Given request: Return the listing below word for word.

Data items

** START **

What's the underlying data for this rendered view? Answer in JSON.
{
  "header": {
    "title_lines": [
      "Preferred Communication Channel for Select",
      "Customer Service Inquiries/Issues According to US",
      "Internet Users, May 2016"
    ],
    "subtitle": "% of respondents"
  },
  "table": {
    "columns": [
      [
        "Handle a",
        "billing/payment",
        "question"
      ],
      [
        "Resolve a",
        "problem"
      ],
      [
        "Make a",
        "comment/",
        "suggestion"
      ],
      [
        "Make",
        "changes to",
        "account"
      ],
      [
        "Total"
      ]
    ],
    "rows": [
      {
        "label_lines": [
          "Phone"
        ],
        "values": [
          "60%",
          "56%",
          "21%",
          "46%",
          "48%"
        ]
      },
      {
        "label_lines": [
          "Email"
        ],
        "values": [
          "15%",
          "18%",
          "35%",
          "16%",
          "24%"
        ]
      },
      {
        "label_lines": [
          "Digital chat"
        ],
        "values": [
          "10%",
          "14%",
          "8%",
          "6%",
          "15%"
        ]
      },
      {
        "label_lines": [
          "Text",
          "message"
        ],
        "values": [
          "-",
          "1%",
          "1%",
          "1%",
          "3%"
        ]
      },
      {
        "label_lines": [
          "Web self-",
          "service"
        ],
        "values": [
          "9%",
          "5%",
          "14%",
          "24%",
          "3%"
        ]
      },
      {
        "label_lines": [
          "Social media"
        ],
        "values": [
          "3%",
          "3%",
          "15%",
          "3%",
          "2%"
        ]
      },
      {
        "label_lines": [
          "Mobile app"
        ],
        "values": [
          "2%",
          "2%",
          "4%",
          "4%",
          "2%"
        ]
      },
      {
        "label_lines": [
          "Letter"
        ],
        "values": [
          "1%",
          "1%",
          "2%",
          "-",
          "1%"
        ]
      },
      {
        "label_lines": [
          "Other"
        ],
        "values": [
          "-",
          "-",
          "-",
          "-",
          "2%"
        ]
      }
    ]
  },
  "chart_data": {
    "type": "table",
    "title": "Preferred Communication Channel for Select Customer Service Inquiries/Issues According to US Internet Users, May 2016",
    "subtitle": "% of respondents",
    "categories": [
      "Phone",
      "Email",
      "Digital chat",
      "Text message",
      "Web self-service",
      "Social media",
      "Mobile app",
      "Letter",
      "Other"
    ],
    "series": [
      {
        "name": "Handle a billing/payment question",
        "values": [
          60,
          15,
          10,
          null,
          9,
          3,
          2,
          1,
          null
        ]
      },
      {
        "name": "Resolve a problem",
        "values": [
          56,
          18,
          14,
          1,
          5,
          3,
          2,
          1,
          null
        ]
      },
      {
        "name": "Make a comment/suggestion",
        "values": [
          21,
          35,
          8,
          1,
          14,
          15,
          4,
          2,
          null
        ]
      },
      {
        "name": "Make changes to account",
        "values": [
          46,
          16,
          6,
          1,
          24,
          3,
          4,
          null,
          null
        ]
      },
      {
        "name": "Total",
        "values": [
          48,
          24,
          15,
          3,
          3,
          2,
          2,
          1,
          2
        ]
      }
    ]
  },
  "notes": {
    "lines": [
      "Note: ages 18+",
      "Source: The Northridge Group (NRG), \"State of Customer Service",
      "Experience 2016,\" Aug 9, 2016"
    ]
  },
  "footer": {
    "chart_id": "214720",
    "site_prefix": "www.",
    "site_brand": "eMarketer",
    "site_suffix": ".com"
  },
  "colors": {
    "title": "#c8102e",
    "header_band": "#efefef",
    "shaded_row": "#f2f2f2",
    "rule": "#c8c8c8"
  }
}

** END **

Full output:
What's the underlying data for this rendered view? Answer in JSON.
{
  "header": {
    "title_lines": [
      "Preferred Communication Channel for Select",
      "Customer Service Inquiries/Issues According to US",
      "Internet Users, May 2016"
    ],
    "subtitle": "% of respondents"
  },
  "table": {
    "columns": [
      [
        "Handle a",
        "billing/payment",
        "question"
      ],
      [
        "Resolve a",
        "problem"
      ],
      [
        "Make a",
        "comment/",
        "suggestion"
      ],
      [
        "Make",
        "changes to",
        "account"
      ],
      [
        "Total"
      ]
    ],
    "rows": [
      {
        "label_lines": [
          "Phone"
        ],
        "values": [
          "60%",
          "56%",
          "21%",
          "46%",
          "48%"
        ]
      },
      {
        "label_lines": [
          "Email"
        ],
        "values": [
          "15%",
          "18%",
          "35%",
          "16%",
          "24%"
        ]
      },
      {
        "label_lines": [
          "Digital chat"
        ],
        "values": [
          "10%",
          "14%",
          "8%",
          "6%",
          "15%"
        ]
      },
      {
        "label_lines": [
          "Text",
          "message"
        ],
        "values": [
          "-",
          "1%",
          "1%",
          "1%",
          "3%"
        ]
      },
      {
        "label_lines": [
          "Web self-",
          "service"
        ],
        "values": [
          "9%",
          "5%",
          "14%",
          "24%",
          "3%"
        ]
      },
      {
        "label_lines": [
          "Social media"
        ],
        "values": [
          "3%",
          "3%",
          "15%",
          "3%",
          "2%"
        ]
      },
      {
        "label_lines": [
          "Mobile app"
        ],
        "values": [
          "2%",
          "2%",
          "4%",
          "4%",
          "2%"
        ]
      },
      {
        "label_lines": [
          "Letter"
        ],
        "values": [
          "1%",
          "1%",
          "2%",
          "-",
          "1%"
        ]
      },
      {
        "label_lines": [
          "Other"
        ],
        "values": [
          "-",
          "-",
          "-",
          "-",
          "2%"
        ]
      }
    ]
  },
  "chart_data": {
    "type": "table",
    "title": "Preferred Communication Channel for Select Customer Service Inquiries/Issues According to US Internet Users, May 2016",
    "subtitle": "% of respondents",
    "categories": [
      "Phone",
      "Email",
      "Digital chat",
      "Text message",
      "Web self-service",
      "Social media",
      "Mobile app",
      "Letter",
      "Other"
    ],
    "series": [
      {
        "name": "Handle a billing/payment question",
        "values": [
          60,
          15,
          10,
          null,
          9,
          3,
          2,
          1,
          null
        ]
      },
      {
        "name": "Resolve a problem",
        "values": [
          56,
          18,
          14,
          1,
          5,
          3,
          2,
          1,
          null
        ]
      },
      {
        "name": "Make a comment/suggestion",
        "values": [
          21,
          35,
          8,
          1,
          14,
          15,
          4,
          2,
          null
        ]
      },
      {
        "name": "Make changes to account",
        "values": [
          46,
          16,
          6,
          1,
          24,
          3,
          4,
          null,
          null
        ]
      },
      {
        "name": "Total",
        "values": [
          48,
          24,
          15,
          3,
          3,
          2,
          2,
          1,
          2
        ]
      }
    ]
  },
  "notes": {
    "lines": [
      "Note: ages 18+",
      "Source: The Northridge Group (NRG), \"State of Customer Service",
      "Experience 2016,\" Aug 9, 2016"
    ]
  },
  "footer": {
    "chart_id": "214720",
    "site_prefix": "www.",
    "site_brand": "eMarketer",
    "site_suffix": ".com"
  },
  "colors": {
    "title": "#c8102e",
    "header_band": "#efefef",
    "shaded_row": "#f2f2f2",
    "rule": "#c8c8c8"
  }
}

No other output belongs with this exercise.